» **Trecho exibido**:

Friday, 22 de November de 2024 ISSN 1519-7670 - Ano 24 - nº 1315

‘Vivemos atualmente numa sociedade da crítica’

Catedrático da Universidade de Yale, nos EUA, veio ao Rio falar sobre jornalismo e ‘traumas culturais’ no Instituto de Estudos Sociais e Políticos da Uerj

“Estou com 67 anos, sou casado, tenho dois filhos. Um é jornalista em New Orleans. Sempre estudei o jornalismo sob a ótica da sociologia, pois acho tão importante quanto o Estado, o poder, a família, a economia. Poucos sociólogos estudam o jornalismo, que acaba sendo discutido apenas nas escolas de comunicação”

Conte algo que não sei.

Jeffrey Alexander – Eu poderia dizer que as notícias, o jornalismo em si, e o jornalista, estão longe de morrer. O jornalismo está mais poderoso que nunca.

Por quê? De que forma?

» **Instruções das tarefas**:
A. De acordo com a entrevista, em qual universidade Jeffrey Alexander é catedrático?
B. Diga se cada afirmação está de acordo com a entrevista: (i) Jeffrey Alexander considera o jornalismo mais poderoso que nunca; (ii) a fala no Rio aconteceu no Instituto de Estudos Sociais e Políticos da Uerj; (iii) Jeffrey Alexander diz que o jornalista está perto de desaparecer.
C. Por favor, dê seguimento à entrevista sobre jornalismo a partir do ponto em que ela para.
As linhas provêm de outra fonte.

» **Linhas**:
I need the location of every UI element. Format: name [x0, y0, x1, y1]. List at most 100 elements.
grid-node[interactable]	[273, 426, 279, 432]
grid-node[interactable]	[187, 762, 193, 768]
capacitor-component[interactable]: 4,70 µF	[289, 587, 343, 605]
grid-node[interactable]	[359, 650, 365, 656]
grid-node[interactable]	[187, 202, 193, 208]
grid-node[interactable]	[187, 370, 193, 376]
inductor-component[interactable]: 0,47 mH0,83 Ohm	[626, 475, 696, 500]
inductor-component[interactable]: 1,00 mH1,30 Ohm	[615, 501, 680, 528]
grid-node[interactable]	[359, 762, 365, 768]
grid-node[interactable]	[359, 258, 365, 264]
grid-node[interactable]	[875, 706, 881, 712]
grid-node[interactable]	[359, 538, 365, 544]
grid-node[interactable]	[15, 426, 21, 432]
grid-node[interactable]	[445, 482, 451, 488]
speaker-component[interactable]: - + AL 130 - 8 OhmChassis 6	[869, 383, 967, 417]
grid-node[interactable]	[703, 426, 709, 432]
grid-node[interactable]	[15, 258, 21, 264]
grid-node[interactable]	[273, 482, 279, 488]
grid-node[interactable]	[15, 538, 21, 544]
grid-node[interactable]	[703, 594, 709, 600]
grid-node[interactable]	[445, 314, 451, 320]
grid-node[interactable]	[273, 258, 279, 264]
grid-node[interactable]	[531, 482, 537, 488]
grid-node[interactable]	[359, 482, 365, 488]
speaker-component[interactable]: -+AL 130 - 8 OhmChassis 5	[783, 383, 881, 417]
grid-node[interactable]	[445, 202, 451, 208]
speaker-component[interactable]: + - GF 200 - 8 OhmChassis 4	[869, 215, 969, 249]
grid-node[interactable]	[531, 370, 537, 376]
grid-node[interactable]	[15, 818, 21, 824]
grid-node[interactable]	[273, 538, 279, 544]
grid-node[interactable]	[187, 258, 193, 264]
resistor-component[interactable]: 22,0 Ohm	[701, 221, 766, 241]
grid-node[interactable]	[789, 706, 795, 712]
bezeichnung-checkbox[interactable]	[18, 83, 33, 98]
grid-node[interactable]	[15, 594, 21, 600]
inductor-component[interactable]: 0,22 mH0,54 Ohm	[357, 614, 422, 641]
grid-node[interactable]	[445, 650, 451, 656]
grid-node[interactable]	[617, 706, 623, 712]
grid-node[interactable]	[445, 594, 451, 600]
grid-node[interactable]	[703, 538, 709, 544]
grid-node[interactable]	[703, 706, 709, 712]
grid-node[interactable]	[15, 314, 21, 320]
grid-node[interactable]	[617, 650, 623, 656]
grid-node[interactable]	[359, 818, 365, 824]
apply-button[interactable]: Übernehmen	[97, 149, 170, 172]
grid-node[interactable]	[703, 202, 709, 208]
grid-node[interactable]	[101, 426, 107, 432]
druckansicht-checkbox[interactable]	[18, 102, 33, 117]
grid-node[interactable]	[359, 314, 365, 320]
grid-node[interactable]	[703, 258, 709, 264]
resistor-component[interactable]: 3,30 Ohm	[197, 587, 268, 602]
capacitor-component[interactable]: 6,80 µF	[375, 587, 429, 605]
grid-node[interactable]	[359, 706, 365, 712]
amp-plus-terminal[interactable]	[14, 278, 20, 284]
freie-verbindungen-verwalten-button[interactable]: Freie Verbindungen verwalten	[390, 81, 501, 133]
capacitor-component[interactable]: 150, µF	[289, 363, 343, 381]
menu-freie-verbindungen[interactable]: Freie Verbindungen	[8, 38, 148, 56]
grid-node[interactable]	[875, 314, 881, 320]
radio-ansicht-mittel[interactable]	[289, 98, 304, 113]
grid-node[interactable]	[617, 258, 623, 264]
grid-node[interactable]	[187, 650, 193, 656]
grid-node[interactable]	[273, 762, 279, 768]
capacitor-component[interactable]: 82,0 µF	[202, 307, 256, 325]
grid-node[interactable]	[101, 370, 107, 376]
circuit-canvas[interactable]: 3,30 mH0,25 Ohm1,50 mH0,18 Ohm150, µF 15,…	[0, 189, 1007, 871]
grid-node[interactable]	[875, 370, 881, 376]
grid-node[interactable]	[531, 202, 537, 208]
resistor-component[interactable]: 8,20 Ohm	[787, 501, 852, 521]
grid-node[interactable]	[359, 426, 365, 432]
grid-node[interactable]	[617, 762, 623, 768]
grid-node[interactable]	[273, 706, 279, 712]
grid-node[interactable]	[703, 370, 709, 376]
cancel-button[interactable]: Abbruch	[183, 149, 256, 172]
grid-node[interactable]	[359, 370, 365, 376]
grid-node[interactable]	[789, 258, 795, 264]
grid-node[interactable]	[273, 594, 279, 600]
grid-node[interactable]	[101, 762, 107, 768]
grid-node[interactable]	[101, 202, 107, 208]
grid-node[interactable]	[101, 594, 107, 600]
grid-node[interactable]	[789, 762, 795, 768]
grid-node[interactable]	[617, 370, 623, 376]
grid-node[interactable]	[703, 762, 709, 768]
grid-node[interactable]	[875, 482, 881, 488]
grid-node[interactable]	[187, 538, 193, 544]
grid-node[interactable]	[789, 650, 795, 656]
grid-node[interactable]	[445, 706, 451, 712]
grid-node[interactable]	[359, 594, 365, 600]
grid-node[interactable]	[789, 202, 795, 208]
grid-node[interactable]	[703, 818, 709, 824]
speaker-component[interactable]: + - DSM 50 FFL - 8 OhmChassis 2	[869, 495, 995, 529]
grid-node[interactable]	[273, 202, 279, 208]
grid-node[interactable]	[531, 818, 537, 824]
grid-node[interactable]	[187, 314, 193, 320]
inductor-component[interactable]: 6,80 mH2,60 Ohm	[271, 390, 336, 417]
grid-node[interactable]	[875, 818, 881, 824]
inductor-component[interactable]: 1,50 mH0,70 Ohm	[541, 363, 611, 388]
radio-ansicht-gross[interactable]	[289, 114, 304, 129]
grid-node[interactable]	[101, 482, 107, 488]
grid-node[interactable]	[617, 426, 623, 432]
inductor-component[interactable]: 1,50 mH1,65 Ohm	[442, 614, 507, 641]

» **Respostas por tarefa**:
A. Na Universidade de Yale, nos EUA.

B.
(i) Sim: "O jornalismo está mais poderoso que nunca."
(ii) Sim: "veio ao Rio falar sobre jornalismo e ‘traumas culturais’ no Instituto de Estudos Sociais e Políticos da Uerj"
(iii) Não: "as notícias, o jornalismo em si, e o jornalista, estão longe de morrer"

C.
J.A. – Claro que há muito menos jornalistas e jornais do que havia antes. Os que falam no fim do jornalismo, no entanto, só observam o ponto de vista econômico da atividade: o fato de os jornais não terem mais anúncios que os sustentem. Mas o jornalismo é também uma comunidade de jornalistas. E jornalistas não são máquinas de gravar entrevistas.

Mas o que são?

J.A. – É uma profissão de pessoas que interpretam os fatos, que fazem críticas, que comparam, que checam narrativas. Se todos podem publicar em blogs, os jornais físicos deixam de ser uma condição.

Muita gente hoje só lê o que repercute nas redes sociais. Isso não mata o jornalismo?

J.A. – O número de pessoas comprando jornais está diminuindo tremendamente, é um fato, e este número vem caindo de geração em geração. Mas isso não quer dizer que o número de pessoas que leem uma notícia caia também. A circulação de notícias nunca foi tão intensa.

Como quantificar isso?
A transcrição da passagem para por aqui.